── Extracted data ──
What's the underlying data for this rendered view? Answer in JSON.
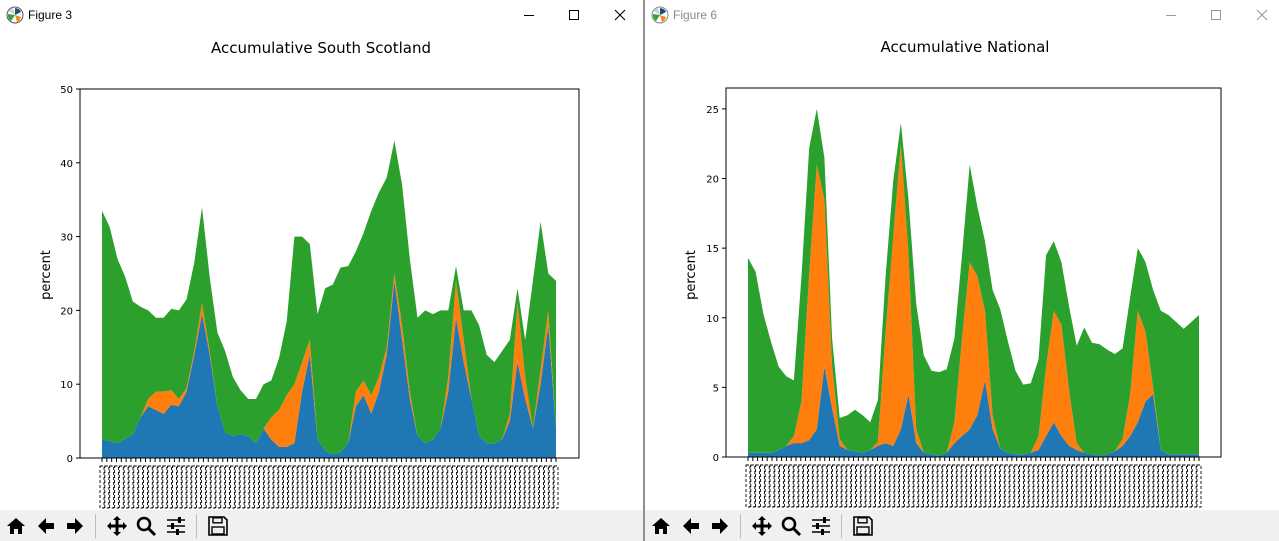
{
  "windows": [
    {
      "title": "Figure 3",
      "active": true,
      "chart_data": {
        "type": "area",
        "title": "Accumulative South Scotland",
        "xlabel": "",
        "ylabel": "percent",
        "ylim": [
          0,
          50
        ],
        "yticks": [
          0,
          10,
          20,
          30,
          40,
          50
        ],
        "x": [
          0,
          1,
          2,
          3,
          4,
          5,
          6,
          7,
          8,
          9,
          10,
          11,
          12,
          13,
          14,
          15,
          16,
          17,
          18,
          19,
          20,
          21,
          22,
          23,
          24,
          25,
          26,
          27,
          28,
          29,
          30,
          31,
          32,
          33,
          34,
          35,
          36,
          37,
          38,
          39,
          40,
          41,
          42,
          43,
          44,
          45,
          46,
          47,
          48,
          49,
          50,
          51,
          52,
          53,
          54,
          55,
          56,
          57,
          58,
          59
        ],
        "stack": true,
        "series": [
          {
            "color": "#1f77b4",
            "values": [
              2.5,
              2.3,
              2.0,
              2.6,
              3.2,
              5.5,
              7.0,
              6.5,
              6.0,
              7.2,
              7.0,
              9.0,
              14.0,
              19.5,
              14.0,
              7.0,
              3.5,
              3.0,
              3.2,
              3.0,
              2.0,
              4.0,
              2.5,
              1.5,
              1.5,
              2.0,
              9.0,
              14.0,
              2.5,
              1.0,
              0.5,
              0.8,
              2.0,
              7.0,
              8.5,
              6.0,
              9.0,
              14.0,
              24.0,
              16.0,
              8.0,
              3.0,
              2.0,
              2.5,
              4.0,
              9.0,
              19.0,
              13.0,
              8.0,
              3.0,
              2.0,
              2.0,
              2.5,
              5.0,
              13.0,
              8.0,
              4.0,
              10.0,
              18.0,
              4.0
            ]
          },
          {
            "color": "#ff7f0e",
            "values": [
              0,
              0,
              0,
              0,
              0,
              0,
              1.0,
              2.5,
              3.0,
              2.0,
              1.0,
              0.5,
              0.5,
              1.5,
              0.5,
              0,
              0,
              0,
              0,
              0,
              0,
              0,
              3.0,
              5.0,
              7.0,
              8.0,
              4.0,
              2.0,
              0,
              0,
              0,
              0,
              0,
              2.0,
              2.0,
              2.5,
              2.0,
              1.0,
              1.0,
              2.0,
              1.0,
              0,
              0,
              0,
              0,
              2.0,
              5.0,
              3.0,
              0,
              0,
              0,
              0,
              0,
              1.0,
              8.0,
              3.0,
              0,
              2.0,
              2.0,
              0
            ]
          },
          {
            "color": "#2ca02c",
            "values": [
              31.0,
              29.0,
              25.0,
              22.0,
              18.0,
              15.0,
              12.0,
              10.0,
              10.0,
              11.0,
              12.0,
              12.0,
              12.0,
              13.0,
              10.0,
              10.0,
              11.0,
              8.0,
              6.0,
              5.0,
              6.0,
              6.0,
              5.0,
              7.0,
              10.0,
              20.0,
              17.0,
              13.0,
              17.0,
              22.0,
              23.0,
              25.0,
              24.0,
              19.0,
              20.0,
              25.0,
              25.0,
              23.0,
              18.0,
              19.0,
              18.0,
              16.0,
              18.0,
              17.0,
              16.0,
              9.0,
              2.0,
              4.0,
              12.0,
              15.0,
              12.0,
              11.0,
              12.0,
              10.0,
              2.0,
              5.0,
              20.0,
              20.0,
              5.0,
              20.0
            ]
          }
        ]
      }
    },
    {
      "title": "Figure 6",
      "active": false,
      "chart_data": {
        "type": "area",
        "title": "Accumulative National",
        "xlabel": "",
        "ylabel": "percent",
        "ylim": [
          0,
          26.5
        ],
        "yticks": [
          0,
          5,
          10,
          15,
          20,
          25
        ],
        "x": [
          0,
          1,
          2,
          3,
          4,
          5,
          6,
          7,
          8,
          9,
          10,
          11,
          12,
          13,
          14,
          15,
          16,
          17,
          18,
          19,
          20,
          21,
          22,
          23,
          24,
          25,
          26,
          27,
          28,
          29,
          30,
          31,
          32,
          33,
          34,
          35,
          36,
          37,
          38,
          39,
          40,
          41,
          42,
          43,
          44,
          45,
          46,
          47,
          48,
          49,
          50,
          51,
          52,
          53,
          54,
          55,
          56,
          57,
          58,
          59
        ],
        "stack": true,
        "series": [
          {
            "color": "#1f77b4",
            "values": [
              0.3,
              0.3,
              0.3,
              0.3,
              0.5,
              0.8,
              1.0,
              1.0,
              1.2,
              2.0,
              6.5,
              3.5,
              0.8,
              0.5,
              0.4,
              0.3,
              0.5,
              0.8,
              1.0,
              0.8,
              2.0,
              4.5,
              1.0,
              0.3,
              0.2,
              0.1,
              0.3,
              1.0,
              1.5,
              2.0,
              3.0,
              5.5,
              2.0,
              0.6,
              0.3,
              0.2,
              0.2,
              0.3,
              0.5,
              1.5,
              2.5,
              1.5,
              0.8,
              0.5,
              0.3,
              0.2,
              0.1,
              0.2,
              0.4,
              0.8,
              1.5,
              2.5,
              4.0,
              4.5,
              0.5,
              0.2,
              0.2,
              0.2,
              0.2,
              0.2
            ]
          },
          {
            "color": "#ff7f0e",
            "values": [
              0,
              0,
              0,
              0,
              0,
              0,
              0.5,
              3.0,
              12.0,
              19.0,
              12.0,
              3.0,
              0.5,
              0,
              0,
              0,
              0,
              0.3,
              8.0,
              15.0,
              20.5,
              10.0,
              1.0,
              0,
              0,
              0,
              0,
              1.5,
              7.0,
              12.0,
              10.0,
              5.0,
              1.0,
              0,
              0,
              0,
              0,
              0,
              1.0,
              5.0,
              8.0,
              8.0,
              4.0,
              0.5,
              0,
              0,
              0,
              0,
              0,
              0.5,
              3.0,
              8.0,
              5.0,
              0.5,
              0,
              0,
              0,
              0,
              0,
              0
            ]
          },
          {
            "color": "#2ca02c",
            "values": [
              14.0,
              13.0,
              10.0,
              8.0,
              6.0,
              5.0,
              4.0,
              9.0,
              9.0,
              4.0,
              3.0,
              2.0,
              1.5,
              2.5,
              3.0,
              2.7,
              2.0,
              3.0,
              4.0,
              4.0,
              1.5,
              4.0,
              9.0,
              7.0,
              6.0,
              6.0,
              6.0,
              6.0,
              6.0,
              7.0,
              5.0,
              5.0,
              9.0,
              10.0,
              8.0,
              6.0,
              5.0,
              5.0,
              5.5,
              8.0,
              5.0,
              4.5,
              6.0,
              7.0,
              9.0,
              8.0,
              8.0,
              7.5,
              7.0,
              6.5,
              7.0,
              4.5,
              5.0,
              7.0,
              10.0,
              10.0,
              9.5,
              9.0,
              9.5,
              10.0
            ]
          }
        ]
      }
    }
  ],
  "window_controls": {
    "minimize_icon": "minimize-icon",
    "maximize_icon": "maximize-icon",
    "close_icon": "close-icon"
  },
  "toolbar_icons": [
    "home-icon",
    "back-arrow-icon",
    "forward-arrow-icon",
    "pan-icon",
    "zoom-icon",
    "configure-subplots-icon",
    "save-icon"
  ],
  "colors": {
    "series_blue": "#1f77b4",
    "series_orange": "#ff7f0e",
    "series_green": "#2ca02c"
  }
}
───
▶ **What the task asks**: Images do not belong in the copy; reproduce all other parts of the records above verbatim.

▶ **Final result**:
What's the underlying data for this rendered view? Answer in JSON.
{
  "windows": [
    {
      "title": "Figure 3",
      "active": true,
      "chart_data": {
        "type": "area",
        "title": "Accumulative South Scotland",
        "xlabel": "",
        "ylabel": "percent",
        "ylim": [
          0,
          50
        ],
        "yticks": [
          0,
          10,
          20,
          30,
          40,
          50
        ],
        "x": [
          0,
          1,
          2,
          3,
          4,
          5,
          6,
          7,
          8,
          9,
          10,
          11,
          12,
          13,
          14,
          15,
          16,
          17,
          18,
          19,
          20,
          21,
          22,
          23,
          24,
          25,
          26,
          27,
          28,
          29,
          30,
          31,
          32,
          33,
          34,
          35,
          36,
          37,
          38,
          39,
          40,
          41,
          42,
          43,
          44,
          45,
          46,
          47,
          48,
          49,
          50,
          51,
          52,
          53,
          54,
          55,
          56,
          57,
          58,
          59
        ],
        "stack": true,
        "series": [
          {
            "color": "#1f77b4",
            "values": [
              2.5,
              2.3,
              2.0,
              2.6,
              3.2,
              5.5,
              7.0,
              6.5,
              6.0,
              7.2,
              7.0,
              9.0,
              14.0,
              19.5,
              14.0,
              7.0,
              3.5,
              3.0,
              3.2,
              3.0,
              2.0,
              4.0,
              2.5,
              1.5,
              1.5,
              2.0,
              9.0,
              14.0,
              2.5,
              1.0,
              0.5,
              0.8,
              2.0,
              7.0,
              8.5,
              6.0,
              9.0,
              14.0,
              24.0,
              16.0,
              8.0,
              3.0,
              2.0,
              2.5,
              4.0,
              9.0,
              19.0,
              13.0,
              8.0,
              3.0,
              2.0,
              2.0,
              2.5,
              5.0,
              13.0,
              8.0,
              4.0,
              10.0,
              18.0,
              4.0
            ]
          },
          {
            "color": "#ff7f0e",
            "values": [
              0,
              0,
              0,
              0,
              0,
              0,
              1.0,
              2.5,
              3.0,
              2.0,
              1.0,
              0.5,
              0.5,
              1.5,
              0.5,
              0,
              0,
              0,
              0,
              0,
              0,
              0,
              3.0,
              5.0,
              7.0,
              8.0,
              4.0,
              2.0,
              0,
              0,
              0,
              0,
              0,
              2.0,
              2.0,
              2.5,
              2.0,
              1.0,
              1.0,
              2.0,
              1.0,
              0,
              0,
              0,
              0,
              2.0,
              5.0,
              3.0,
              0,
              0,
              0,
              0,
              0,
              1.0,
              8.0,
              3.0,
              0,
              2.0,
              2.0,
              0
            ]
          },
          {
            "color": "#2ca02c",
            "values": [
              31.0,
              29.0,
              25.0,
              22.0,
              18.0,
              15.0,
              12.0,
              10.0,
              10.0,
              11.0,
              12.0,
              12.0,
              12.0,
              13.0,
              10.0,
              10.0,
              11.0,
              8.0,
              6.0,
              5.0,
              6.0,
              6.0,
              5.0,
              7.0,
              10.0,
              20.0,
              17.0,
              13.0,
              17.0,
              22.0,
              23.0,
              25.0,
              24.0,
              19.0,
              20.0,
              25.0,
              25.0,
              23.0,
              18.0,
              19.0,
              18.0,
              16.0,
              18.0,
              17.0,
              16.0,
              9.0,
              2.0,
              4.0,
              12.0,
              15.0,
              12.0,
              11.0,
              12.0,
              10.0,
              2.0,
              5.0,
              20.0,
              20.0,
              5.0,
              20.0
            ]
          }
        ]
      }
    },
    {
      "title": "Figure 6",
      "active": false,
      "chart_data": {
        "type": "area",
        "title": "Accumulative National",
        "xlabel": "",
        "ylabel": "percent",
        "ylim": [
          0,
          26.5
        ],
        "yticks": [
          0,
          5,
          10,
          15,
          20,
          25
        ],
        "x": [
          0,
          1,
          2,
          3,
          4,
          5,
          6,
          7,
          8,
          9,
          10,
          11,
          12,
          13,
          14,
          15,
          16,
          17,
          18,
          19,
          20,
          21,
          22,
          23,
          24,
          25,
          26,
          27,
          28,
          29,
          30,
          31,
          32,
          33,
          34,
          35,
          36,
          37,
          38,
          39,
          40,
          41,
          42,
          43,
          44,
          45,
          46,
          47,
          48,
          49,
          50,
          51,
          52,
          53,
          54,
          55,
          56,
          57,
          58,
          59
        ],
        "stack": true,
        "series": [
          {
            "color": "#1f77b4",
            "values": [
              0.3,
              0.3,
              0.3,
              0.3,
              0.5,
              0.8,
              1.0,
              1.0,
              1.2,
              2.0,
              6.5,
              3.5,
              0.8,
              0.5,
              0.4,
              0.3,
              0.5,
              0.8,
              1.0,
              0.8,
              2.0,
              4.5,
              1.0,
              0.3,
              0.2,
              0.1,
              0.3,
              1.0,
              1.5,
              2.0,
              3.0,
              5.5,
              2.0,
              0.6,
              0.3,
              0.2,
              0.2,
              0.3,
              0.5,
              1.5,
              2.5,
              1.5,
              0.8,
              0.5,
              0.3,
              0.2,
              0.1,
              0.2,
              0.4,
              0.8,
              1.5,
              2.5,
              4.0,
              4.5,
              0.5,
              0.2,
              0.2,
              0.2,
              0.2,
              0.2
            ]
          },
          {
            "color": "#ff7f0e",
            "values": [
              0,
              0,
              0,
              0,
              0,
              0,
              0.5,
              3.0,
              12.0,
              19.0,
              12.0,
              3.0,
              0.5,
              0,
              0,
              0,
              0,
              0.3,
              8.0,
              15.0,
              20.5,
              10.0,
              1.0,
              0,
              0,
              0,
              0,
              1.5,
              7.0,
              12.0,
              10.0,
              5.0,
              1.0,
              0,
              0,
              0,
              0,
              0,
              1.0,
              5.0,
              8.0,
              8.0,
              4.0,
              0.5,
              0,
              0,
              0,
              0,
              0,
              0.5,
              3.0,
              8.0,
              5.0,
              0.5,
              0,
              0,
              0,
              0,
              0,
              0
            ]
          },
          {
            "color": "#2ca02c",
            "values": [
              14.0,
              13.0,
              10.0,
              8.0,
              6.0,
              5.0,
              4.0,
              9.0,
              9.0,
              4.0,
              3.0,
              2.0,
              1.5,
              2.5,
              3.0,
              2.7,
              2.0,
              3.0,
              4.0,
              4.0,
              1.5,
              4.0,
              9.0,
              7.0,
              6.0,
              6.0,
              6.0,
              6.0,
              6.0,
              7.0,
              5.0,
              5.0,
              9.0,
              10.0,
              8.0,
              6.0,
              5.0,
              5.0,
              5.5,
              8.0,
              5.0,
              4.5,
              6.0,
              7.0,
              9.0,
              8.0,
              8.0,
              7.5,
              7.0,
              6.5,
              7.0,
              4.5,
              5.0,
              7.0,
              10.0,
              10.0,
              9.5,
              9.0,
              9.5,
              10.0
            ]
          }
        ]
      }
    }
  ],
  "window_controls": {
    "minimize_icon": "minimize-icon",
    "maximize_icon": "maximize-icon",
    "close_icon": "close-icon"
  },
  "toolbar_icons": [
    "home-icon",
    "back-arrow-icon",
    "forward-arrow-icon",
    "pan-icon",
    "zoom-icon",
    "configure-subplots-icon",
    "save-icon"
  ],
  "colors": {
    "series_blue": "#1f77b4",
    "series_orange": "#ff7f0e",
    "series_green": "#2ca02c"
  }
}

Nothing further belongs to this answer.